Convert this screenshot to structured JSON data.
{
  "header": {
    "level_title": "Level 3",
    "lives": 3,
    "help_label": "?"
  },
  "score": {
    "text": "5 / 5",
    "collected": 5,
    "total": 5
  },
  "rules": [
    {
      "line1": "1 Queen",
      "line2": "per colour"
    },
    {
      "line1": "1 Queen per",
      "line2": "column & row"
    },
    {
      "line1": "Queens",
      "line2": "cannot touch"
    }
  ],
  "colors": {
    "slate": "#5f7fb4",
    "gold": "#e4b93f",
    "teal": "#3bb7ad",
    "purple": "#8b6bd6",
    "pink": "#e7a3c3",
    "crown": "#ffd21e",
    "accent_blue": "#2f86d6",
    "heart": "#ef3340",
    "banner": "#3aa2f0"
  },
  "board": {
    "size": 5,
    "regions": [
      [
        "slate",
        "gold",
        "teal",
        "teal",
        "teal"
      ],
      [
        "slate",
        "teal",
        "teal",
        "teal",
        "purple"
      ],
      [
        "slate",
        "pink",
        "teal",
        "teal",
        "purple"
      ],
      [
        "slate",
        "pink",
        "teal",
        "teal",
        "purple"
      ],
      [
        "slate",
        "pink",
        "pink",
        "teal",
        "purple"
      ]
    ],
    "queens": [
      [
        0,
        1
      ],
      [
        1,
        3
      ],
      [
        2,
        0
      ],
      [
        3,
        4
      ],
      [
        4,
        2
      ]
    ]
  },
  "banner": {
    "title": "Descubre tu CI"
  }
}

* [Problem to work on]:
Transcribe the full listing above without leaving anything out.

* [Response to the task]:
Convert this screenshot to structured JSON data.
{
  "header": {
    "level_title": "Level 3",
    "lives": 3,
    "help_label": "?"
  },
  "score": {
    "text": "5 / 5",
    "collected": 5,
    "total": 5
  },
  "rules": [
    {
      "line1": "1 Queen",
      "line2": "per colour"
    },
    {
      "line1": "1 Queen per",
      "line2": "column & row"
    },
    {
      "line1": "Queens",
      "line2": "cannot touch"
    }
  ],
  "colors": {
    "slate": "#5f7fb4",
    "gold": "#e4b93f",
    "teal": "#3bb7ad",
    "purple": "#8b6bd6",
    "pink": "#e7a3c3",
    "crown": "#ffd21e",
    "accent_blue": "#2f86d6",
    "heart": "#ef3340",
    "banner": "#3aa2f0"
  },
  "board": {
    "size": 5,
    "regions": [
      [
        "slate",
        "gold",
        "teal",
        "teal",
        "teal"
      ],
      [
        "slate",
        "teal",
        "teal",
        "teal",
        "purple"
      ],
      [
        "slate",
        "pink",
        "teal",
        "teal",
        "purple"
      ],
      [
        "slate",
        "pink",
        "teal",
        "teal",
        "purple"
      ],
      [
        "slate",
        "pink",
        "pink",
        "teal",
        "purple"
      ]
    ],
    "queens": [
      [
        0,
        1
      ],
      [
        1,
        3
      ],
      [
        2,
        0
      ],
      [
        3,
        4
      ],
      [
        4,
        2
      ]
    ]
  },
  "banner": {
    "title": "Descubre tu CI"
  }
}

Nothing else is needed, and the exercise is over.